(Data records)

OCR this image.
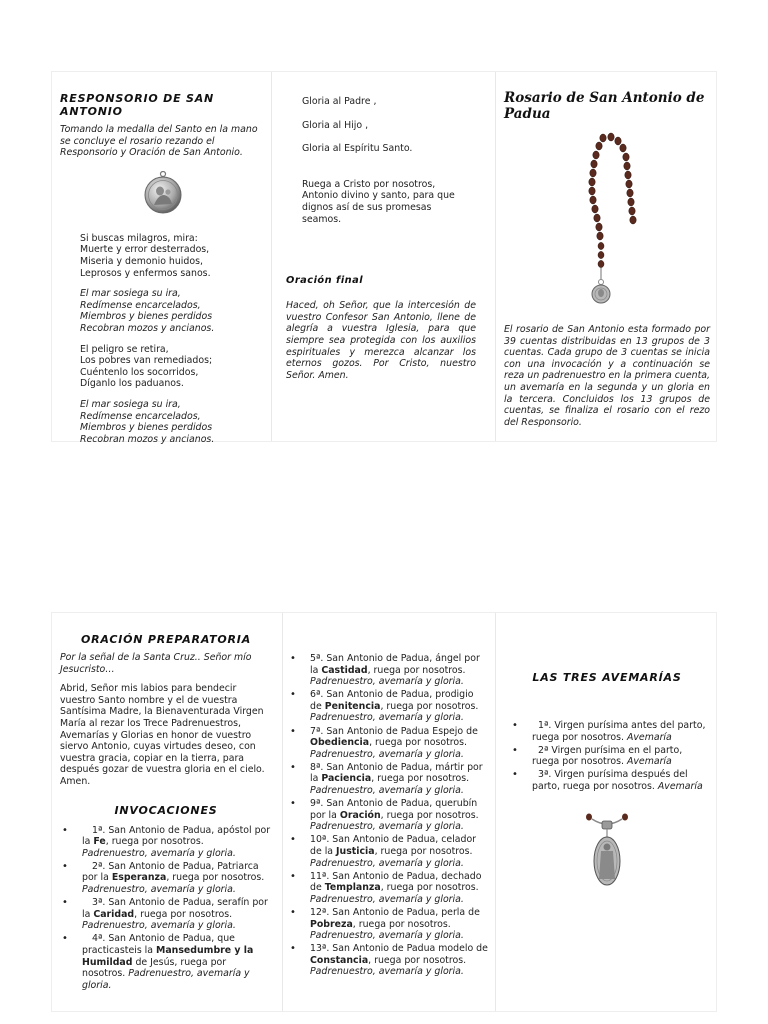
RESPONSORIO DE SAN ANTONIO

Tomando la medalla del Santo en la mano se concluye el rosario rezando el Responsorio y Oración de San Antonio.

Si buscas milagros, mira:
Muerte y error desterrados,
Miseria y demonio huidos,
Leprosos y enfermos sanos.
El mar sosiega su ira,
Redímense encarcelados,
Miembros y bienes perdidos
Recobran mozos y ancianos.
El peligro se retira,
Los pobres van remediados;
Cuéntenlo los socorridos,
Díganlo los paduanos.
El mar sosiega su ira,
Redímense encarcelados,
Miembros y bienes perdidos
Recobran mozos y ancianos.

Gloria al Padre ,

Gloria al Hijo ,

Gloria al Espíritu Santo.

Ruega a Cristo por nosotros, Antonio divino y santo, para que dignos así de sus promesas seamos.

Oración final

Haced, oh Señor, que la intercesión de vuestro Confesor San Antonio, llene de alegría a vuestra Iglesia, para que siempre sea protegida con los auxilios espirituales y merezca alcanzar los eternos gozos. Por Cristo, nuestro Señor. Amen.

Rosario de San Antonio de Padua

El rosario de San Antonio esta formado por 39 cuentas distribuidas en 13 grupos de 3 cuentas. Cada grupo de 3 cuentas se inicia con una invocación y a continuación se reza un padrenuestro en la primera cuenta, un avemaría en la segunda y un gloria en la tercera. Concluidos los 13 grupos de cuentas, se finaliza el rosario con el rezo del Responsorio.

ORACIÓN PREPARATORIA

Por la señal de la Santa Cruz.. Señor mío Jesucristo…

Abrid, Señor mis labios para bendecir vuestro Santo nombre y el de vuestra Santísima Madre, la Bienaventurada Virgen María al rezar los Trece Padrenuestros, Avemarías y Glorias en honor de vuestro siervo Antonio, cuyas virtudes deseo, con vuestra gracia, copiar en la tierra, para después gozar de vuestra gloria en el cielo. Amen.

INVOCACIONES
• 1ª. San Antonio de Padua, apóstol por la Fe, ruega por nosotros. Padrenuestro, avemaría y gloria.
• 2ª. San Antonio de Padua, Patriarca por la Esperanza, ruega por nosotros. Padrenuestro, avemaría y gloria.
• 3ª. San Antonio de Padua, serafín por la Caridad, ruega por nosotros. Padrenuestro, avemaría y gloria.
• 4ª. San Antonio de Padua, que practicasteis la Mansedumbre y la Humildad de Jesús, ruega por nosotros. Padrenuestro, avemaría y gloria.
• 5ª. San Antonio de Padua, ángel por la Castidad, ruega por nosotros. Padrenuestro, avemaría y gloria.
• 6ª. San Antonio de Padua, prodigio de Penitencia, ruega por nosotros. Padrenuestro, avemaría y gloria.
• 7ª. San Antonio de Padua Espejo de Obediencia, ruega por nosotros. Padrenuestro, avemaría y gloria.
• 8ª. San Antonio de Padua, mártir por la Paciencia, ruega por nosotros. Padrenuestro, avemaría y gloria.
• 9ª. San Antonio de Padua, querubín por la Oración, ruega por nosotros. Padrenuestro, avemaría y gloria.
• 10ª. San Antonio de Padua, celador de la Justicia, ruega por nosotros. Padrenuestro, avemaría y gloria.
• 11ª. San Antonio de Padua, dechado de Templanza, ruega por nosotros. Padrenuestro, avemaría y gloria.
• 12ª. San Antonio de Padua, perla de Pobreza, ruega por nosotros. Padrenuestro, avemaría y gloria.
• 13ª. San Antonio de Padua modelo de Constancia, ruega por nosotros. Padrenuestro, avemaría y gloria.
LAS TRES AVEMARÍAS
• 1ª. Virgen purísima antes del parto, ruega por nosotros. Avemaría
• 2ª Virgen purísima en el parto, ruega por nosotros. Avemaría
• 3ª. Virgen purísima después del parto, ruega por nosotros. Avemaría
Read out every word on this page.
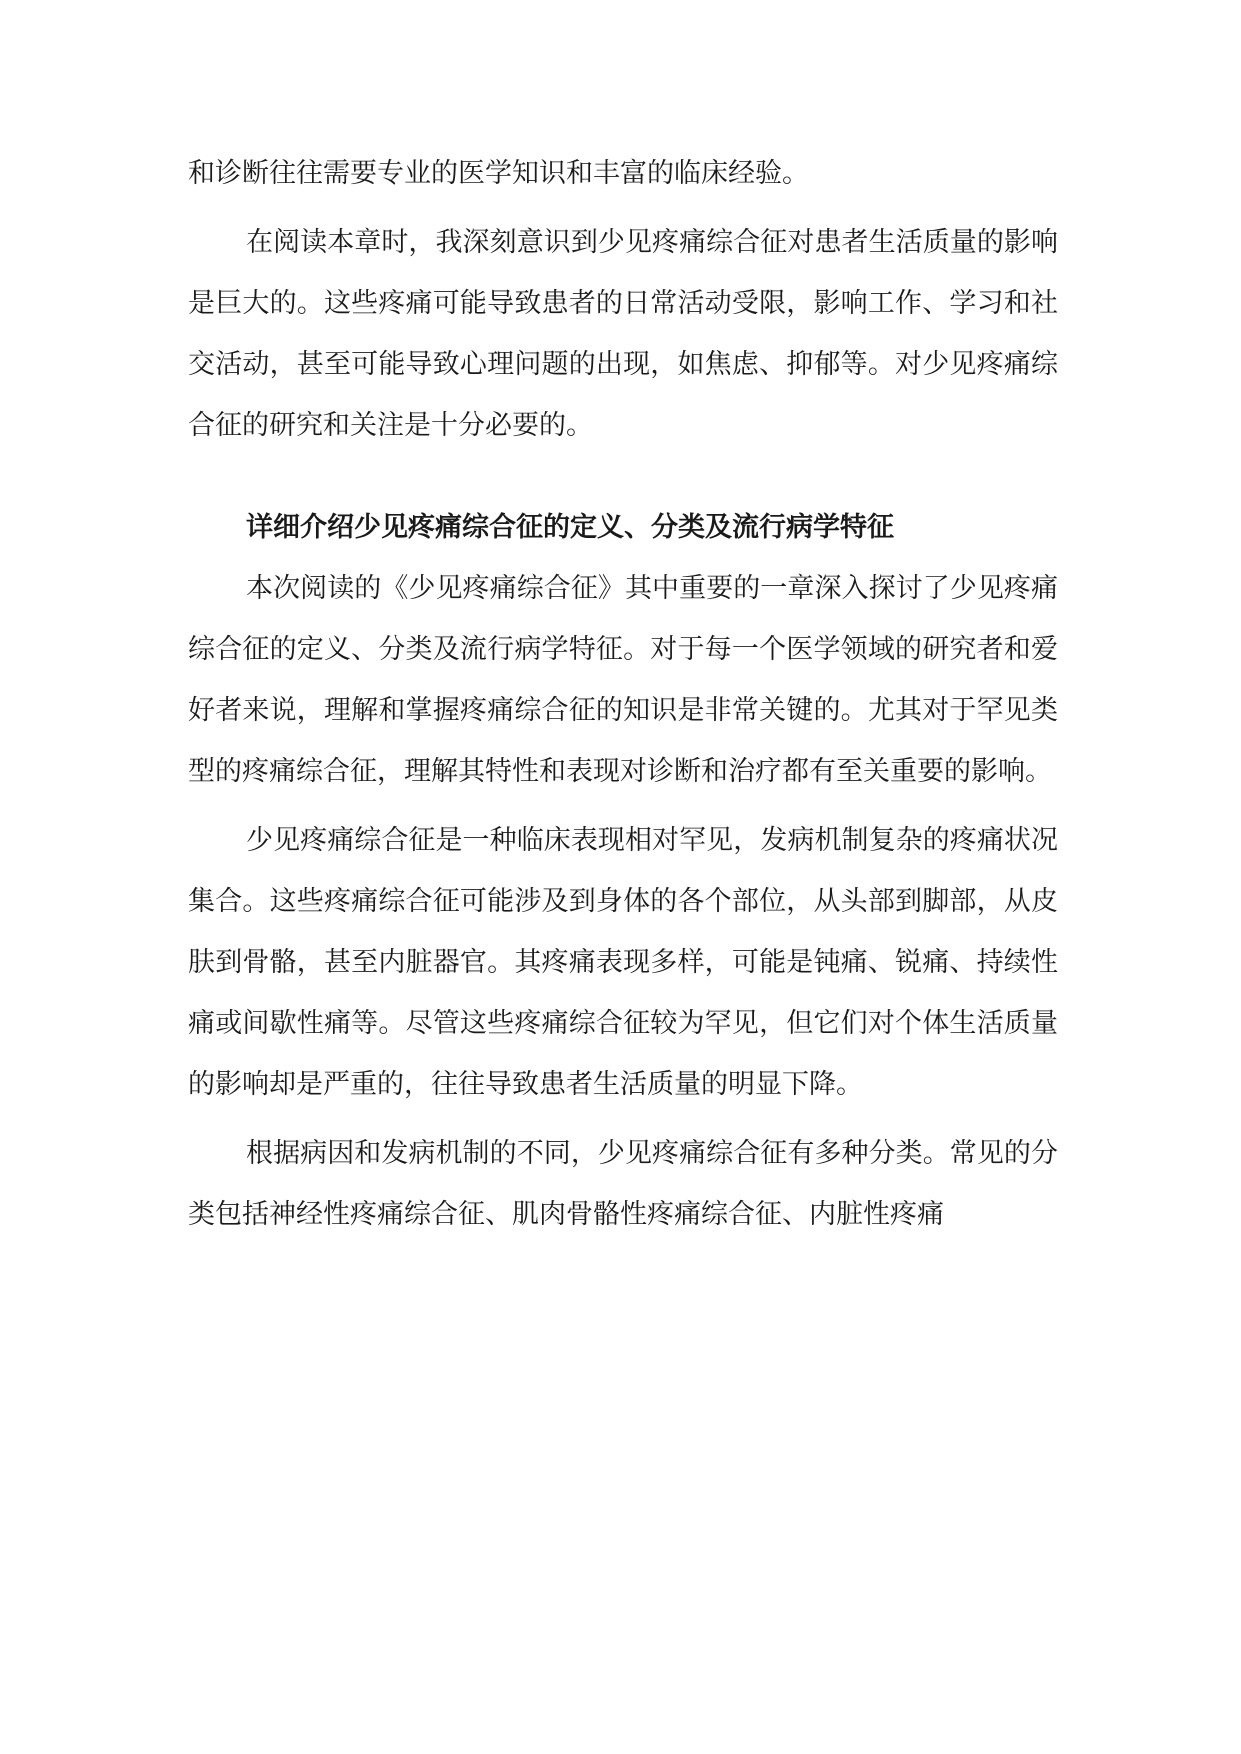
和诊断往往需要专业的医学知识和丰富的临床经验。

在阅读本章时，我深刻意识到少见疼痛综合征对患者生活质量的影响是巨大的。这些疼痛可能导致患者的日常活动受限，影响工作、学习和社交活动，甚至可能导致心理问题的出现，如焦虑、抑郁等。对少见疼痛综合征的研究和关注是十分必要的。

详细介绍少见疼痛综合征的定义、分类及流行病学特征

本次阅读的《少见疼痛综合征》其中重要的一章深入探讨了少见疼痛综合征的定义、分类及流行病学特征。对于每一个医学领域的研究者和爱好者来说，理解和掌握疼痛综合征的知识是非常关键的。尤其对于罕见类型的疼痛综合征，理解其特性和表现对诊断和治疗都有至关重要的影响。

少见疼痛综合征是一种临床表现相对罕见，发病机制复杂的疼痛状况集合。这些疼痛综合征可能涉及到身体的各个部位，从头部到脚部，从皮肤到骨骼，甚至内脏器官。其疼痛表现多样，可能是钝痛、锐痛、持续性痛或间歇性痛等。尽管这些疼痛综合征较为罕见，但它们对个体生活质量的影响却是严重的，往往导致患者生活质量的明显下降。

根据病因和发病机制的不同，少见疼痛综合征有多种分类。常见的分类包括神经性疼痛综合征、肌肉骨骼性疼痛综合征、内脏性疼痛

(Exercise details)
Among the records above, find each line holding the string "分类及流行病学特征" and pull it out.

(The completed task)
详细介绍少见疼痛综合征的定义、分类及流行病学特征
本次阅读的《少见疼痛综合征》其中重要的一章深入探讨了少见疼痛综合征的定义、分类及流行病学特征。对于每一个医学领域的研究者和爱好者来说，理解和掌握疼痛综合征的知识是非常关键的。尤其对于罕见类型的疼痛综合征，理解其特性和表现对诊断和治疗都有至关重要的影响。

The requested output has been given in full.